* [STORED RECORDS]
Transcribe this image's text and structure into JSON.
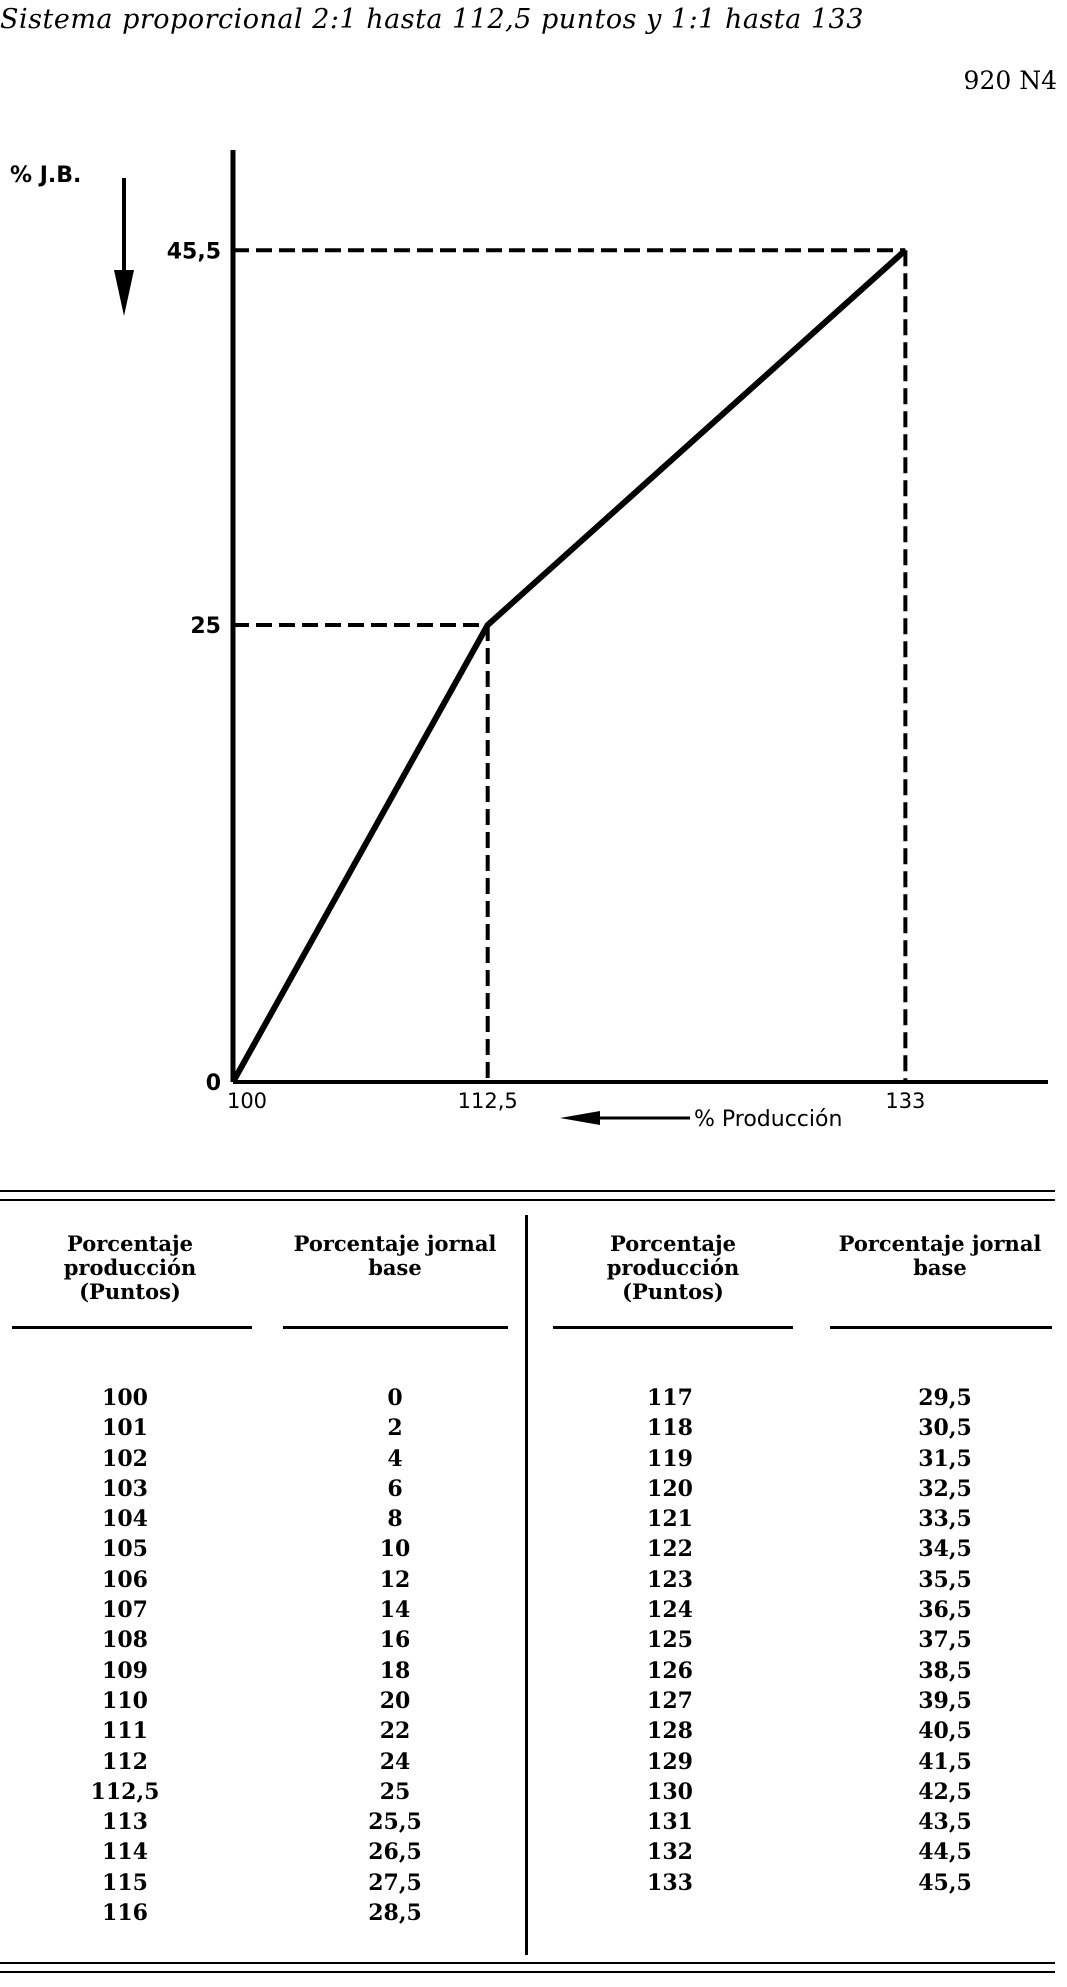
{
  "header": {
    "title": "Sistema proporcional 2:1 hasta 112,5 puntos y 1:1 hasta 133",
    "page_code": "920 N4"
  },
  "chart_data": {
    "type": "line",
    "ylabel": "% J.B.",
    "xlabel": "% Producción",
    "x": [
      100,
      112.5,
      133
    ],
    "series": [
      {
        "values": [
          0,
          25,
          45.5
        ]
      }
    ],
    "xticks": [
      "100",
      "112,5",
      "133"
    ],
    "yticks": [
      "0",
      "25",
      "45,5"
    ],
    "xlim": [
      100,
      140
    ],
    "ylim": [
      0,
      50
    ],
    "reference_lines": [
      {
        "x": 112.5,
        "y": 25
      },
      {
        "x": 133,
        "y": 45.5
      }
    ],
    "grid": false
  },
  "table": {
    "headers": {
      "production": "Porcentaje producción (Puntos)",
      "wage": "Porcentaje jornal base"
    },
    "left": {
      "production": [
        "100",
        "101",
        "102",
        "103",
        "104",
        "105",
        "106",
        "107",
        "108",
        "109",
        "110",
        "111",
        "112",
        "112,5",
        "113",
        "114",
        "115",
        "116"
      ],
      "wage": [
        "0",
        "2",
        "4",
        "6",
        "8",
        "10",
        "12",
        "14",
        "16",
        "18",
        "20",
        "22",
        "24",
        "25",
        "25,5",
        "26,5",
        "27,5",
        "28,5"
      ]
    },
    "right": {
      "production": [
        "117",
        "118",
        "119",
        "120",
        "121",
        "122",
        "123",
        "124",
        "125",
        "126",
        "127",
        "128",
        "129",
        "130",
        "131",
        "132",
        "133"
      ],
      "wage": [
        "29,5",
        "30,5",
        "31,5",
        "32,5",
        "33,5",
        "34,5",
        "35,5",
        "36,5",
        "37,5",
        "38,5",
        "39,5",
        "40,5",
        "41,5",
        "42,5",
        "43,5",
        "44,5",
        "45,5"
      ]
    }
  }
}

* [WHAT YOU SHOULD DO] List every line above that contains the word "Porcentaje".

* [RESULT]
      "production": "Porcentaje producción (Puntos)",
      "wage": "Porcentaje jornal base"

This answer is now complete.